● Data listing
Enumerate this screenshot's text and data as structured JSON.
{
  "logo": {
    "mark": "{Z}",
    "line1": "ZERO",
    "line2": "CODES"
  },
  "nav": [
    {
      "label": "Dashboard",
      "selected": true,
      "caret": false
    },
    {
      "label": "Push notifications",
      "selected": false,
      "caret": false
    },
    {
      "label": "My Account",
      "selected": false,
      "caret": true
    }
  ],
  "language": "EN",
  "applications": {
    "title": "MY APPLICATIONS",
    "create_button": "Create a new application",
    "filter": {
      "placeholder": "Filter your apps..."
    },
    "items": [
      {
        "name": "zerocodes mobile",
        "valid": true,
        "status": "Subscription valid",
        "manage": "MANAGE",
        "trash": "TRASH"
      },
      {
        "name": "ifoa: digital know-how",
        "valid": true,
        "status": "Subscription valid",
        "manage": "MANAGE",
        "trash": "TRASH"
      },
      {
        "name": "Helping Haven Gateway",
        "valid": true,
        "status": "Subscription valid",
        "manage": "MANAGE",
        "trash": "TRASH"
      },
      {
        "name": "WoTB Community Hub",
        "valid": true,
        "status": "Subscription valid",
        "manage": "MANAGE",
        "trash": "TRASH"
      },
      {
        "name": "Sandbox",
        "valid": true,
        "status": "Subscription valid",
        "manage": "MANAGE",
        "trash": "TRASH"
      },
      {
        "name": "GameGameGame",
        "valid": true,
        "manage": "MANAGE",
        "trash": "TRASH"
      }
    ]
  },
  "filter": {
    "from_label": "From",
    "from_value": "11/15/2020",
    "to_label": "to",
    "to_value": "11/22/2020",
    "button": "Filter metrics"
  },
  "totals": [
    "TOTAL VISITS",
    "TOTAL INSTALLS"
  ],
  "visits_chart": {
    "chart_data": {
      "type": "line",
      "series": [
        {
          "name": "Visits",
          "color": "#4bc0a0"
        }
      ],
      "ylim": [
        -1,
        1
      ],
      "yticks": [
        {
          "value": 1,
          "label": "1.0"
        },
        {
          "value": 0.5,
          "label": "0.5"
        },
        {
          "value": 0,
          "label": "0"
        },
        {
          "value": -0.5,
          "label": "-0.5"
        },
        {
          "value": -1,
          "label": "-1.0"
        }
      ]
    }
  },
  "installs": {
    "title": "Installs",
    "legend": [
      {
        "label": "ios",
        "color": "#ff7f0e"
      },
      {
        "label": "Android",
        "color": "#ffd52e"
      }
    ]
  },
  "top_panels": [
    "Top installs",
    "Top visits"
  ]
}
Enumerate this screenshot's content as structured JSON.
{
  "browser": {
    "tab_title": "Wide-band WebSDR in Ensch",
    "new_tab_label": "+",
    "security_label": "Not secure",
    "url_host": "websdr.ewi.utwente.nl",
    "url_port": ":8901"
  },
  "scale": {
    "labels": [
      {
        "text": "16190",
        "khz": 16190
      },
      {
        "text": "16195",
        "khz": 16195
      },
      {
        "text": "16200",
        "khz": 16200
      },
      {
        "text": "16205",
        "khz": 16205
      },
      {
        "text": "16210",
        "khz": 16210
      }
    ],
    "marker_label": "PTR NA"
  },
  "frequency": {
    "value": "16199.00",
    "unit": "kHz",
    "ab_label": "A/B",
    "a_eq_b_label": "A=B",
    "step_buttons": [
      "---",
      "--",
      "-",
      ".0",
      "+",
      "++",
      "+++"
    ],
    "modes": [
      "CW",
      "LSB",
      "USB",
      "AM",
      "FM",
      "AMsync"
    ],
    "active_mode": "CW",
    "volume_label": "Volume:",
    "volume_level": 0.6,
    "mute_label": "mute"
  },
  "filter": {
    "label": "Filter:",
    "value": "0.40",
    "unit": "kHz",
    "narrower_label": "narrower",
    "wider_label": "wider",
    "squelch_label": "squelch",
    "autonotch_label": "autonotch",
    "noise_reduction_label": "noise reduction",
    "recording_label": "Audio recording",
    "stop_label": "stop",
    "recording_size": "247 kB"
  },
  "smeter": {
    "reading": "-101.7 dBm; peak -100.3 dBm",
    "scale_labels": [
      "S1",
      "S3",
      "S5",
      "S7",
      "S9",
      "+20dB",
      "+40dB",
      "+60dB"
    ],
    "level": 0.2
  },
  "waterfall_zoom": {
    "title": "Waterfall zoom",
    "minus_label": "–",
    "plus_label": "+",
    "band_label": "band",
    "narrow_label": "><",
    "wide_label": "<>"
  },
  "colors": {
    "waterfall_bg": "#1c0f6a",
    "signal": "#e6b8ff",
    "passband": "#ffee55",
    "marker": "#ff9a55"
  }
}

● Your goal
The whole listing above needs to be written out again exactly.

● Result
Enumerate this screenshot's text and data as structured JSON.
{
  "logo": {
    "mark": "{Z}",
    "line1": "ZERO",
    "line2": "CODES"
  },
  "nav": [
    {
      "label": "Dashboard",
      "selected": true,
      "caret": false
    },
    {
      "label": "Push notifications",
      "selected": false,
      "caret": false
    },
    {
      "label": "My Account",
      "selected": false,
      "caret": true
    }
  ],
  "language": "EN",
  "applications": {
    "title": "MY APPLICATIONS",
    "create_button": "Create a new application",
    "filter": {
      "placeholder": "Filter your apps..."
    },
    "items": [
      {
        "name": "zerocodes mobile",
        "valid": true,
        "status": "Subscription valid",
        "manage": "MANAGE",
        "trash": "TRASH"
      },
      {
        "name": "ifoa: digital know-how",
        "valid": true,
        "status": "Subscription valid",
        "manage": "MANAGE",
        "trash": "TRASH"
      },
      {
        "name": "Helping Haven Gateway",
        "valid": true,
        "status": "Subscription valid",
        "manage": "MANAGE",
        "trash": "TRASH"
      },
      {
        "name": "WoTB Community Hub",
        "valid": true,
        "status": "Subscription valid",
        "manage": "MANAGE",
        "trash": "TRASH"
      },
      {
        "name": "Sandbox",
        "valid": true,
        "status": "Subscription valid",
        "manage": "MANAGE",
        "trash": "TRASH"
      },
      {
        "name": "GameGameGame",
        "valid": true,
        "manage": "MANAGE",
        "trash": "TRASH"
      }
    ]
  },
  "filter": {
    "from_label": "From",
    "from_value": "11/15/2020",
    "to_label": "to",
    "to_value": "11/22/2020",
    "button": "Filter metrics"
  },
  "totals": [
    "TOTAL VISITS",
    "TOTAL INSTALLS"
  ],
  "visits_chart": {
    "chart_data": {
      "type": "line",
      "series": [
        {
          "name": "Visits",
          "color": "#4bc0a0"
        }
      ],
      "ylim": [
        -1,
        1
      ],
      "yticks": [
        {
          "value": 1,
          "label": "1.0"
        },
        {
          "value": 0.5,
          "label": "0.5"
        },
        {
          "value": 0,
          "label": "0"
        },
        {
          "value": -0.5,
          "label": "-0.5"
        },
        {
          "value": -1,
          "label": "-1.0"
        }
      ]
    }
  },
  "installs": {
    "title": "Installs",
    "legend": [
      {
        "label": "ios",
        "color": "#ff7f0e"
      },
      {
        "label": "Android",
        "color": "#ffd52e"
      }
    ]
  },
  "top_panels": [
    "Top installs",
    "Top visits"
  ]
}
Enumerate this screenshot's content as structured JSON.
{
  "browser": {
    "tab_title": "Wide-band WebSDR in Ensch",
    "new_tab_label": "+",
    "security_label": "Not secure",
    "url_host": "websdr.ewi.utwente.nl",
    "url_port": ":8901"
  },
  "scale": {
    "labels": [
      {
        "text": "16190",
        "khz": 16190
      },
      {
        "text": "16195",
        "khz": 16195
      },
      {
        "text": "16200",
        "khz": 16200
      },
      {
        "text": "16205",
        "khz": 16205
      },
      {
        "text": "16210",
        "khz": 16210
      }
    ],
    "marker_label": "PTR NA"
  },
  "frequency": {
    "value": "16199.00",
    "unit": "kHz",
    "ab_label": "A/B",
    "a_eq_b_label": "A=B",
    "step_buttons": [
      "---",
      "--",
      "-",
      ".0",
      "+",
      "++",
      "+++"
    ],
    "modes": [
      "CW",
      "LSB",
      "USB",
      "AM",
      "FM",
      "AMsync"
    ],
    "active_mode": "CW",
    "volume_label": "Volume:",
    "volume_level": 0.6,
    "mute_label": "mute"
  },
  "filter": {
    "label": "Filter:",
    "value": "0.40",
    "unit": "kHz",
    "narrower_label": "narrower",
    "wider_label": "wider",
    "squelch_label": "squelch",
    "autonotch_label": "autonotch",
    "noise_reduction_label": "noise reduction",
    "recording_label": "Audio recording",
    "stop_label": "stop",
    "recording_size": "247 kB"
  },
  "smeter": {
    "reading": "-101.7 dBm; peak -100.3 dBm",
    "scale_labels": [
      "S1",
      "S3",
      "S5",
      "S7",
      "S9",
      "+20dB",
      "+40dB",
      "+60dB"
    ],
    "level": 0.2
  },
  "waterfall_zoom": {
    "title": "Waterfall zoom",
    "minus_label": "–",
    "plus_label": "+",
    "band_label": "band",
    "narrow_label": "><",
    "wide_label": "<>"
  },
  "colors": {
    "waterfall_bg": "#1c0f6a",
    "signal": "#e6b8ff",
    "passband": "#ffee55",
    "marker": "#ff9a55"
  }
}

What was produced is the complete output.